Directions for this task:
Please find all lines in the data that hold the string "label" and copy them.

Entries provided:
■ ■ ■

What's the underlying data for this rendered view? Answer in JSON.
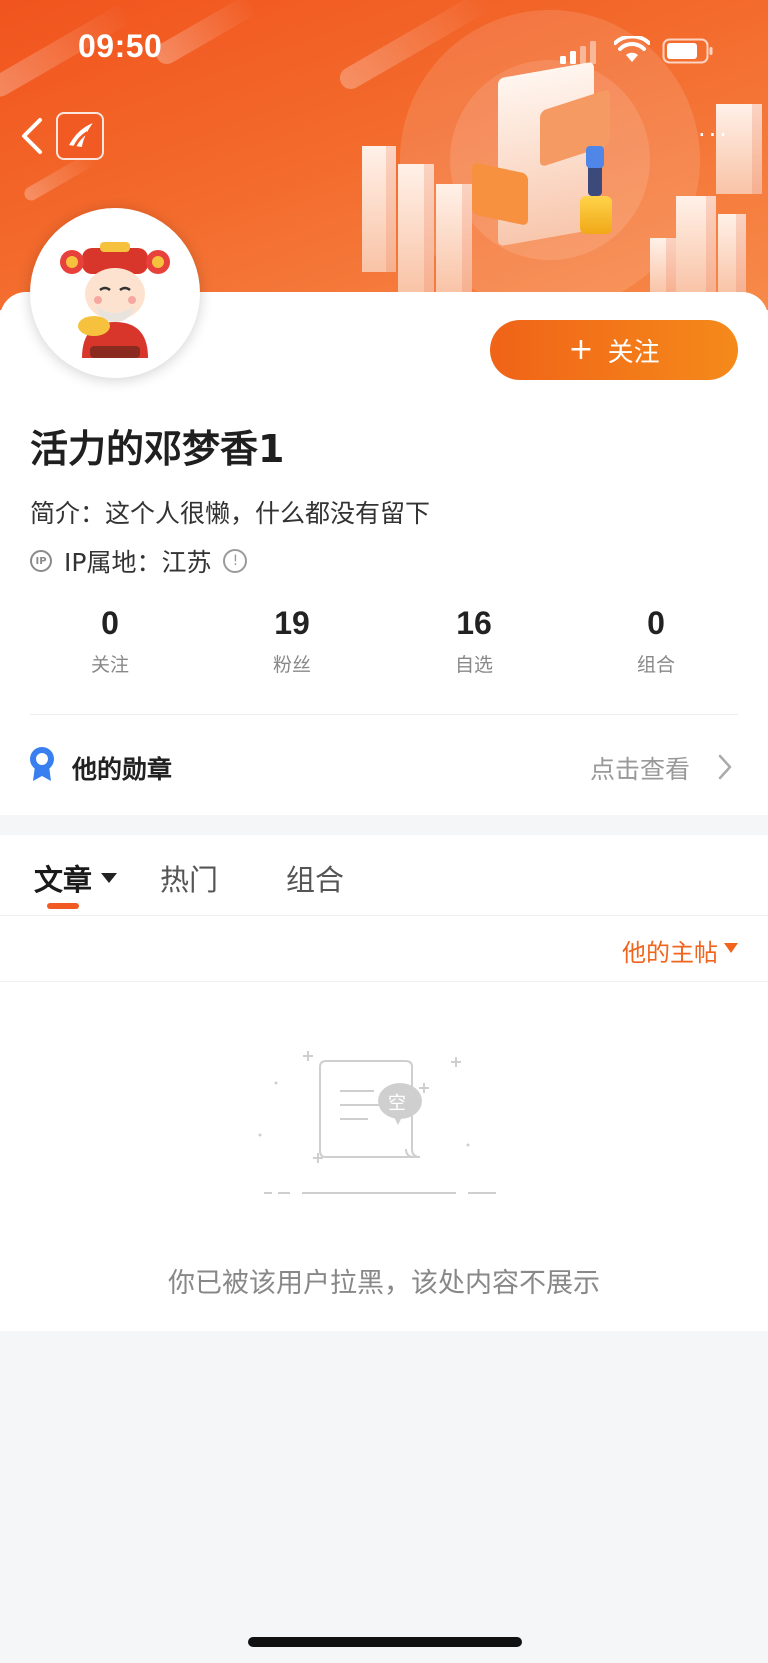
{
  "status_bar": {
    "time": "09:50"
  },
  "profile": {
    "name": "活力的邓梦香1",
    "bio": "简介：这个人很懒，什么都没有留下",
    "ip_location": "IP属地：江苏",
    "ip_badge": "IP",
    "follow_button": "关注",
    "follow_plus": "+",
    "more_icon": "···"
  },
  "stats": [
    {
      "value": "0",
      "label": "关注"
    },
    {
      "value": "19",
      "label": "粉丝"
    },
    {
      "value": "16",
      "label": "自选"
    },
    {
      "value": "0",
      "label": "组合"
    }
  ],
  "medals": {
    "title": "他的勋章",
    "link": "点击查看"
  },
  "tabs": [
    {
      "label": "文章",
      "active": true
    },
    {
      "label": "热门",
      "active": false
    },
    {
      "label": "组合",
      "active": false
    }
  ],
  "filter": {
    "label": "他的主帖"
  },
  "empty": {
    "badge": "空",
    "message": "你已被该用户拉黑，该处内容不展示"
  },
  "colors": {
    "accent": "#f15a22",
    "follow_gradient_start": "#f06318",
    "follow_gradient_end": "#f58a1a",
    "medal_blue": "#3a7ff0"
  },
  "icons": [
    "back-icon",
    "app-logo-icon",
    "more-icon",
    "ip-icon",
    "info-icon",
    "medal-icon",
    "chevron-right-icon",
    "signal-icon",
    "wifi-icon",
    "battery-icon"
  ]
}
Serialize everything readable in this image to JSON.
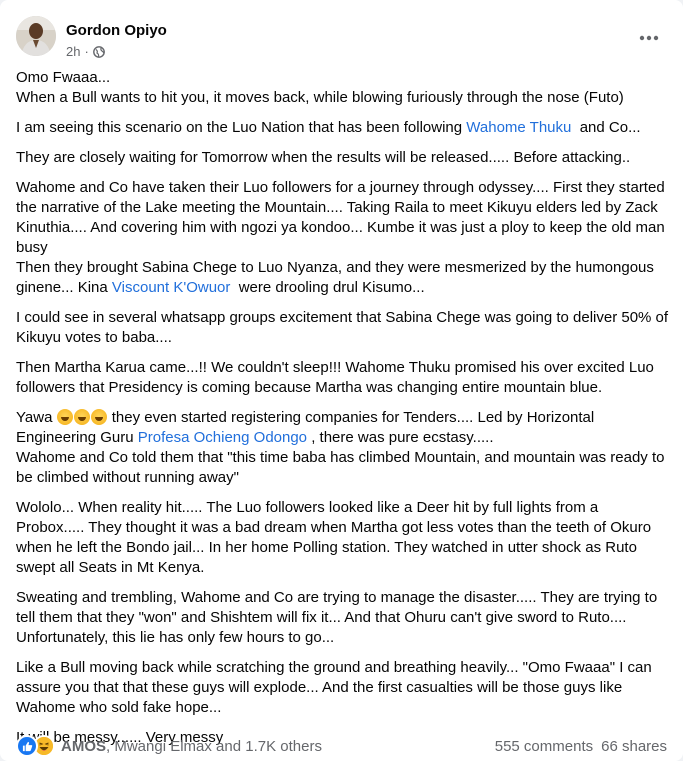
{
  "post": {
    "author": "Gordon Opiyo",
    "time": "2h",
    "separator": "·"
  },
  "icons": {
    "audience": "globe-icon",
    "menu": "more-options-icon",
    "reaction_1": "like-reaction-icon",
    "reaction_2": "haha-reaction-icon"
  },
  "colors": {
    "link": "#216fdb",
    "like": "#1877f2",
    "haha": "#f7b928",
    "muted": "#65676b"
  },
  "content": {
    "p1_line1": "Omo Fwaaa...",
    "p1_line2": "When a Bull wants to hit you, it moves back, while blowing furiously through the nose (Futo)",
    "p2_before": "I am seeing this scenario on the Luo Nation that has been following ",
    "p2_link": "Wahome Thuku",
    "p2_after": "  and Co...",
    "p3": "They are closely waiting for Tomorrow when the results will be released..... Before attacking..",
    "p4_part1": "Wahome and Co have taken their Luo followers for a journey through odyssey.... First they started the narrative of the Lake meeting the Mountain.... Taking Raila to meet Kikuyu elders led by Zack Kinuthia.... And covering him with ngozi ya kondoo... Kumbe it was just a ploy to keep the old man busy",
    "p4_part2": "Then they brought Sabina Chege to Luo Nyanza, and they were mesmerized by the humongous ginene... Kina ",
    "p4_link": "Viscount K'Owuor",
    "p4_after": "  were drooling drul Kisumo...",
    "p5": "I could see in several whatsapp groups excitement that Sabina Chege was going to deliver 50% of Kikuyu votes to baba....",
    "p6": "Then Martha Karua came...!! We couldn't sleep!!! Wahome Thuku promised his over excited Luo followers that Presidency is coming because Martha was changing entire mountain blue.",
    "p7_before": "Yawa ",
    "p7_emojis": "😅😅😅",
    "p7_mid": " they even started registering companies for Tenders.... Led by Horizontal Engineering Guru ",
    "p7_link": "Profesa Ochieng Odongo",
    "p7_after": " , there was pure ecstasy.....",
    "p7_line2": "Wahome and Co told them that \"this time baba has climbed Mountain, and mountain was ready to be climbed without running away\"",
    "p8": "Wololo... When reality hit..... The Luo followers looked like a Deer hit by full lights from a Probox..... They thought it was a bad dream when Martha got less votes than the teeth of Okuro when he left the Bondo jail... In her home Polling station. They watched in utter shock as Ruto swept all Seats in Mt Kenya.",
    "p9": "Sweating and trembling, Wahome and Co are trying to manage the disaster..... They are trying to tell them that they \"won\" and Shishtem will fix it... And that Ohuru can't give sword to Ruto.... Unfortunately, this lie has only few hours to go...",
    "p10": "Like a Bull moving back while scratching the ground and breathing heavily... \"Omo Fwaaa\" I can assure you that that these guys will explode... And the first casualties will be those guys like Wahome who sold fake hope...",
    "p11": "It will be messy...... Very messy"
  },
  "footer": {
    "reactor_bold": "AMOS",
    "reactor_rest": ", Mwangi Elmax and 1.7K others",
    "comments": "555 comments",
    "shares": "66 shares"
  }
}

■ ■ ■

Solved problem:
      "label": "关注"
      "label": "粉丝"
      "label": "自选"
      "label": "组合"
      "label": "文章",
      "label": "热门",
      "label": "组合",
    "label": "他的主帖"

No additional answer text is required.